> [Aim of the exercise]
Each record is to be transcribed exactly.

[Data listing]
•••

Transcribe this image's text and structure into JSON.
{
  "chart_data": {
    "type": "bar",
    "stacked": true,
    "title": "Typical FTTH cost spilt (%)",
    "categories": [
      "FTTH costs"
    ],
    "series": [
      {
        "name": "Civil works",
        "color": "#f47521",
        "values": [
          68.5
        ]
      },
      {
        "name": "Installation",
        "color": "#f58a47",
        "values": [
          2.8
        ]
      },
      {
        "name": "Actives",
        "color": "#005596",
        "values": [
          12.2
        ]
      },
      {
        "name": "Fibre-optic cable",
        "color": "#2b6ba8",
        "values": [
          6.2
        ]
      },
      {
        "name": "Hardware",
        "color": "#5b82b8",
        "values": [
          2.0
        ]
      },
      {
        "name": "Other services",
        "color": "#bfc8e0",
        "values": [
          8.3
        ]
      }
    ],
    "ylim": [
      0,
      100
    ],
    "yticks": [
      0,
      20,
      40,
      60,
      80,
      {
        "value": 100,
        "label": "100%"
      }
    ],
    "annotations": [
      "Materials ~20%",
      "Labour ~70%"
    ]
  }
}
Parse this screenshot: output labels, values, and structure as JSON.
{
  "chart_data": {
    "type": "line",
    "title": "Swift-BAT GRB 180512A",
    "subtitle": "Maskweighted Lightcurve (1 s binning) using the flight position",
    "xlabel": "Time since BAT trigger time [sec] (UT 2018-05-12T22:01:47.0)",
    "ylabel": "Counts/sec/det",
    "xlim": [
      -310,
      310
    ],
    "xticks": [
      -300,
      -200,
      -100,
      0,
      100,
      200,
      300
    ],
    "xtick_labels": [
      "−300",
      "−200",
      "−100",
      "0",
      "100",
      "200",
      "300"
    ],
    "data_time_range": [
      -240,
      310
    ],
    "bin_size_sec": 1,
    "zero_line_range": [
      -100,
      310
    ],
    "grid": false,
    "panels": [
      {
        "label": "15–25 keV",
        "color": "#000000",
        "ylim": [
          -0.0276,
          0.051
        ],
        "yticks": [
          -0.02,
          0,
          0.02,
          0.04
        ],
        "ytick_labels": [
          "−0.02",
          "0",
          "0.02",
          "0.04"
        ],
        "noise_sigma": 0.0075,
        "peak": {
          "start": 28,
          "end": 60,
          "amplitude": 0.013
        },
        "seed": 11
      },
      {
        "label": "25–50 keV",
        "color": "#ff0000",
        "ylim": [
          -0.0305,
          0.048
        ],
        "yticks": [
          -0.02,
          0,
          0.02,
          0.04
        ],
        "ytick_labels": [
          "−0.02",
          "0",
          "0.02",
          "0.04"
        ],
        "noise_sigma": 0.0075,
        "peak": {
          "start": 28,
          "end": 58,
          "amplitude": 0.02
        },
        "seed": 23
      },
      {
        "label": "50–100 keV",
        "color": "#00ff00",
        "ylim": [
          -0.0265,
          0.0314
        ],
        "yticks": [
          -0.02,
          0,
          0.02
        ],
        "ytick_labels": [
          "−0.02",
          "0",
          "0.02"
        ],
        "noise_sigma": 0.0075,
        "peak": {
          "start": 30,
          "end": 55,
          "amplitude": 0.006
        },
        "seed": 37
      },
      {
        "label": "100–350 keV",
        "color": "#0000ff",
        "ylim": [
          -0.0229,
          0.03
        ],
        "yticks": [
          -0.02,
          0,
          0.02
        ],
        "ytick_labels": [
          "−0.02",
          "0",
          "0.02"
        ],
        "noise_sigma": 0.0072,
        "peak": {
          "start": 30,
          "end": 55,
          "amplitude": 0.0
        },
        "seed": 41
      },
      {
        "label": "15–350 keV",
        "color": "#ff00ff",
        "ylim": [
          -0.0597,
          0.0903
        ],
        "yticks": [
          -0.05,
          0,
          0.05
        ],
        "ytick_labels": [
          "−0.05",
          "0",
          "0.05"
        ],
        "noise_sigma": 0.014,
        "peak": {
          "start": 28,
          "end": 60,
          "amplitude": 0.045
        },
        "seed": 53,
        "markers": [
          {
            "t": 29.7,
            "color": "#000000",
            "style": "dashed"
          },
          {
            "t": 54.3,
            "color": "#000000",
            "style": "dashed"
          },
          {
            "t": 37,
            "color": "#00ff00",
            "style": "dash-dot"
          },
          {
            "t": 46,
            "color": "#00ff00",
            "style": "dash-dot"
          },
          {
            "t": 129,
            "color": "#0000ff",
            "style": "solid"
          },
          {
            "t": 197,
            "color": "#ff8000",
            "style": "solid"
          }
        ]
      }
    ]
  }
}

•••

> [The reply]
Transcribe this image's text and structure into JSON.
{
  "chart_data": {
    "type": "bar",
    "stacked": true,
    "title": "Typical FTTH cost spilt (%)",
    "categories": [
      "FTTH costs"
    ],
    "series": [
      {
        "name": "Civil works",
        "color": "#f47521",
        "values": [
          68.5
        ]
      },
      {
        "name": "Installation",
        "color": "#f58a47",
        "values": [
          2.8
        ]
      },
      {
        "name": "Actives",
        "color": "#005596",
        "values": [
          12.2
        ]
      },
      {
        "name": "Fibre-optic cable",
        "color": "#2b6ba8",
        "values": [
          6.2
        ]
      },
      {
        "name": "Hardware",
        "color": "#5b82b8",
        "values": [
          2.0
        ]
      },
      {
        "name": "Other services",
        "color": "#bfc8e0",
        "values": [
          8.3
        ]
      }
    ],
    "ylim": [
      0,
      100
    ],
    "yticks": [
      0,
      20,
      40,
      60,
      80,
      {
        "value": 100,
        "label": "100%"
      }
    ],
    "annotations": [
      "Materials ~20%",
      "Labour ~70%"
    ]
  }
}
Parse this screenshot: output labels, values, and structure as JSON.
{
  "chart_data": {
    "type": "line",
    "title": "Swift-BAT GRB 180512A",
    "subtitle": "Maskweighted Lightcurve (1 s binning) using the flight position",
    "xlabel": "Time since BAT trigger time [sec] (UT 2018-05-12T22:01:47.0)",
    "ylabel": "Counts/sec/det",
    "xlim": [
      -310,
      310
    ],
    "xticks": [
      -300,
      -200,
      -100,
      0,
      100,
      200,
      300
    ],
    "xtick_labels": [
      "−300",
      "−200",
      "−100",
      "0",
      "100",
      "200",
      "300"
    ],
    "data_time_range": [
      -240,
      310
    ],
    "bin_size_sec": 1,
    "zero_line_range": [
      -100,
      310
    ],
    "grid": false,
    "panels": [
      {
        "label": "15–25 keV",
        "color": "#000000",
        "ylim": [
          -0.0276,
          0.051
        ],
        "yticks": [
          -0.02,
          0,
          0.02,
          0.04
        ],
        "ytick_labels": [
          "−0.02",
          "0",
          "0.02",
          "0.04"
        ],
        "noise_sigma": 0.0075,
        "peak": {
          "start": 28,
          "end": 60,
          "amplitude": 0.013
        },
        "seed": 11
      },
      {
        "label": "25–50 keV",
        "color": "#ff0000",
        "ylim": [
          -0.0305,
          0.048
        ],
        "yticks": [
          -0.02,
          0,
          0.02,
          0.04
        ],
        "ytick_labels": [
          "−0.02",
          "0",
          "0.02",
          "0.04"
        ],
        "noise_sigma": 0.0075,
        "peak": {
          "start": 28,
          "end": 58,
          "amplitude": 0.02
        },
        "seed": 23
      },
      {
        "label": "50–100 keV",
        "color": "#00ff00",
        "ylim": [
          -0.0265,
          0.0314
        ],
        "yticks": [
          -0.02,
          0,
          0.02
        ],
        "ytick_labels": [
          "−0.02",
          "0",
          "0.02"
        ],
        "noise_sigma": 0.0075,
        "peak": {
          "start": 30,
          "end": 55,
          "amplitude": 0.006
        },
        "seed": 37
      },
      {
        "label": "100–350 keV",
        "color": "#0000ff",
        "ylim": [
          -0.0229,
          0.03
        ],
        "yticks": [
          -0.02,
          0,
          0.02
        ],
        "ytick_labels": [
          "−0.02",
          "0",
          "0.02"
        ],
        "noise_sigma": 0.0072,
        "peak": {
          "start": 30,
          "end": 55,
          "amplitude": 0.0
        },
        "seed": 41
      },
      {
        "label": "15–350 keV",
        "color": "#ff00ff",
        "ylim": [
          -0.0597,
          0.0903
        ],
        "yticks": [
          -0.05,
          0,
          0.05
        ],
        "ytick_labels": [
          "−0.05",
          "0",
          "0.05"
        ],
        "noise_sigma": 0.014,
        "peak": {
          "start": 28,
          "end": 60,
          "amplitude": 0.045
        },
        "seed": 53,
        "markers": [
          {
            "t": 29.7,
            "color": "#000000",
            "style": "dashed"
          },
          {
            "t": 54.3,
            "color": "#000000",
            "style": "dashed"
          },
          {
            "t": 37,
            "color": "#00ff00",
            "style": "dash-dot"
          },
          {
            "t": 46,
            "color": "#00ff00",
            "style": "dash-dot"
          },
          {
            "t": 129,
            "color": "#0000ff",
            "style": "solid"
          },
          {
            "t": 197,
            "color": "#ff8000",
            "style": "solid"
          }
        ]
      }
    ]
  }
}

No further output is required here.